> GIVEN REQUEST
Gather all lines in the data that hold the string "JSON".

[START OF DATASET]

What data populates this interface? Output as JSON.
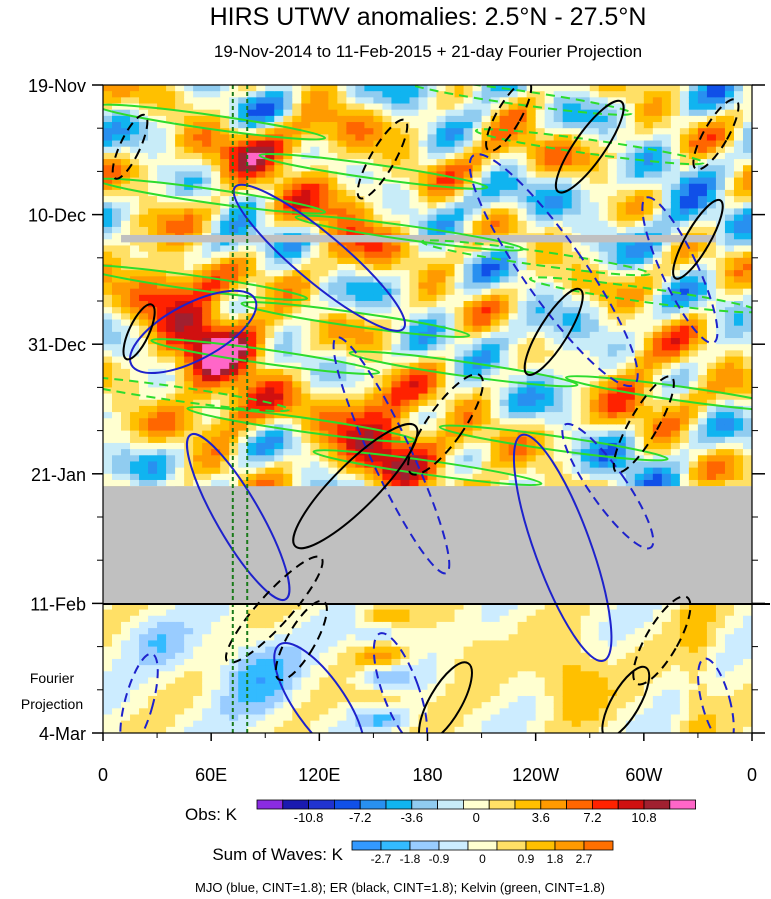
{
  "chart_data": {
    "type": "heatmap",
    "title": "HIRS UTWV anomalies: 2.5°N - 27.5°N",
    "subtitle": "19-Nov-2014 to 11-Feb-2015 + 21-day Fourier Projection",
    "x_ticks": [
      "0",
      "60E",
      "120E",
      "180",
      "120W",
      "60W",
      "0"
    ],
    "x_range_deg_east": [
      0,
      360
    ],
    "y_ticks": [
      "19-Nov",
      "10-Dec",
      "31-Dec",
      "21-Jan",
      "11-Feb",
      "4-Mar"
    ],
    "y_range_days": [
      0,
      105
    ],
    "projection_label": [
      "Fourier",
      "Projection"
    ],
    "missing_periods_days": [
      [
        24,
        26
      ],
      [
        64,
        83
      ]
    ],
    "projection_start_day": 84,
    "reference_longitudes_deg": [
      72,
      80
    ],
    "obs_colorbar": {
      "label": "Obs: K",
      "tick_labels": [
        "-10.8",
        "-7.2",
        "-3.6",
        "0",
        "3.6",
        "7.2",
        "10.8"
      ],
      "colors": [
        "#8a2be2",
        "#1a1ab0",
        "#2033d0",
        "#1050e8",
        "#2890f0",
        "#10b4f0",
        "#90ccf0",
        "#c8ecf8",
        "#ffffd0",
        "#ffe066",
        "#ffc000",
        "#ff9a00",
        "#ff6600",
        "#ff2200",
        "#d01010",
        "#a02030",
        "#ff66c8"
      ]
    },
    "waves_colorbar": {
      "label": "Sum of Waves: K",
      "tick_labels": [
        "-2.7",
        "-1.8",
        "-0.9",
        "0",
        "0.9",
        "1.8",
        "2.7"
      ],
      "colors": [
        "#3399ff",
        "#33bbff",
        "#99ccff",
        "#ccecff",
        "#ffffd0",
        "#ffe066",
        "#ffc000",
        "#ff9a00",
        "#ff7000"
      ]
    },
    "contours_legend": "MJO (blue, CINT=1.8); ER (black, CINT=1.8); Kelvin (green, CINT=1.8)",
    "series_colors": {
      "mjo": "#1e22cc",
      "er": "#000000",
      "kelvin": "#2ddc2d",
      "reference": "#1a7a1a",
      "missing": "#c0c0c0"
    }
  }
}
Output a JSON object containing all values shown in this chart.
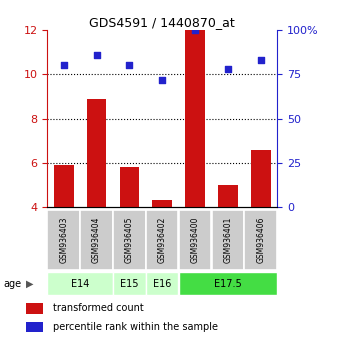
{
  "title": "GDS4591 / 1440870_at",
  "samples": [
    "GSM936403",
    "GSM936404",
    "GSM936405",
    "GSM936402",
    "GSM936400",
    "GSM936401",
    "GSM936406"
  ],
  "transformed_counts": [
    5.9,
    8.9,
    5.8,
    4.3,
    12.0,
    5.0,
    6.6
  ],
  "percentile_ranks": [
    80,
    86,
    80,
    72,
    100,
    78,
    83
  ],
  "age_groups": [
    {
      "label": "E14",
      "samples": [
        0,
        1
      ],
      "color": "#ccffcc"
    },
    {
      "label": "E15",
      "samples": [
        2
      ],
      "color": "#ccffcc"
    },
    {
      "label": "E16",
      "samples": [
        3
      ],
      "color": "#ccffcc"
    },
    {
      "label": "E17.5",
      "samples": [
        4,
        5,
        6
      ],
      "color": "#44dd44"
    }
  ],
  "ylim_left": [
    4,
    12
  ],
  "yticks_left": [
    4,
    6,
    8,
    10,
    12
  ],
  "yticks_right": [
    0,
    25,
    50,
    75,
    100
  ],
  "ytick_labels_right": [
    "0",
    "25",
    "50",
    "75",
    "100%"
  ],
  "gridlines_at": [
    6,
    8,
    10
  ],
  "bar_color": "#cc1111",
  "dot_color": "#2222cc",
  "bar_width": 0.6,
  "dot_size": 22,
  "dot_marker": "s",
  "left_axis_color": "#cc1111",
  "right_axis_color": "#2222cc",
  "legend_bar_label": "transformed count",
  "legend_dot_label": "percentile rank within the sample",
  "age_label": "age",
  "sample_box_color": "#cccccc",
  "age_e14_color": "#ccffcc",
  "age_e15_color": "#ccffcc",
  "age_e16_color": "#ccffcc",
  "age_e17_color": "#44dd44"
}
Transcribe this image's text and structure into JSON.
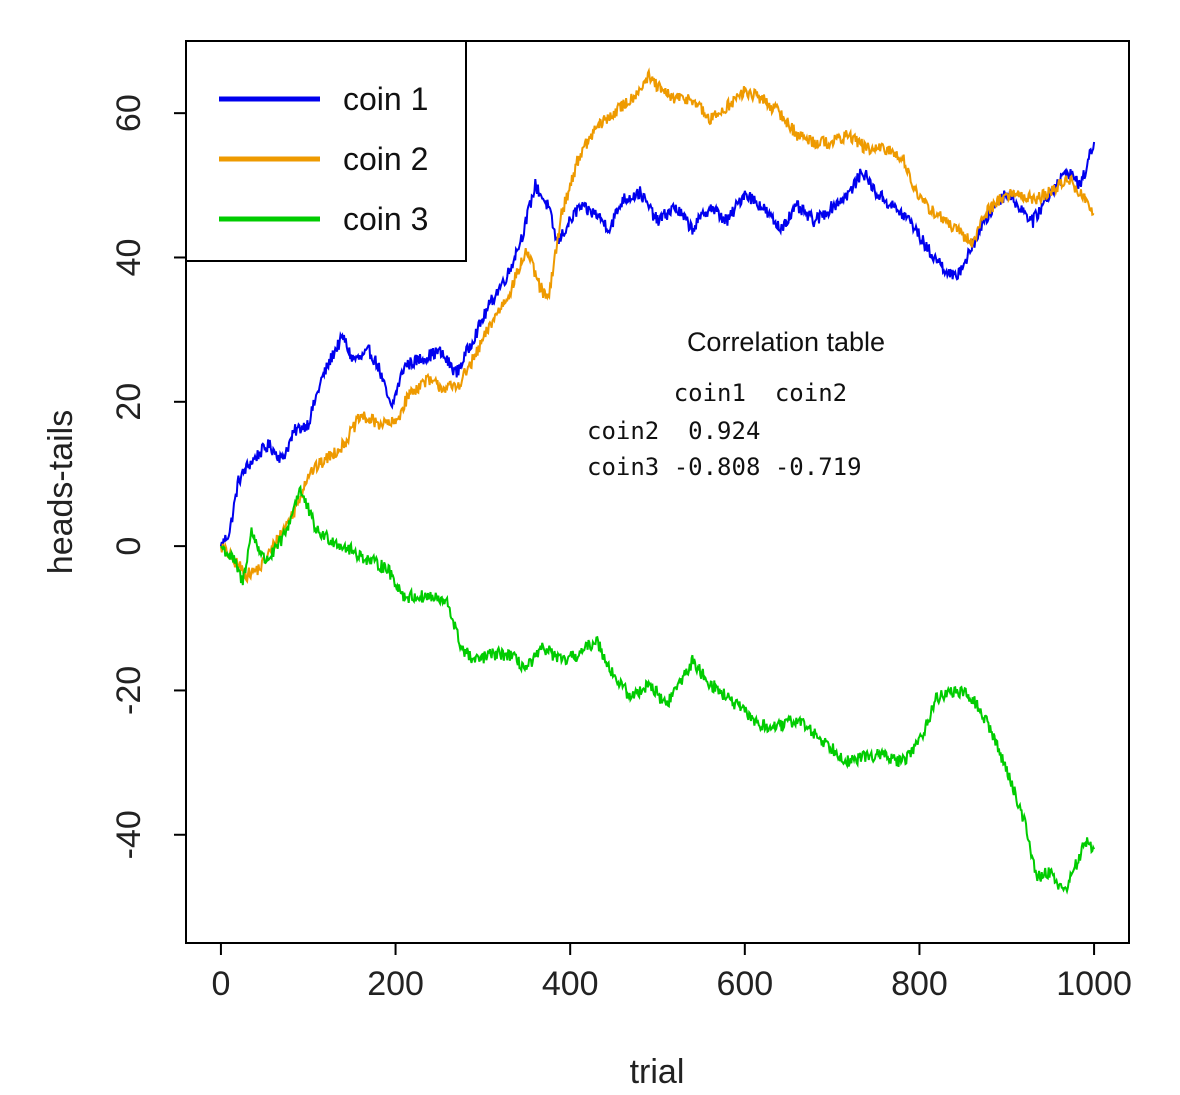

[END OF DATASET]

> FINAL ANSWER
What data populates this interface? Output as JSON.
Output a JSON object containing all values shown in this chart.
Transcribe this image's text and structure into JSON.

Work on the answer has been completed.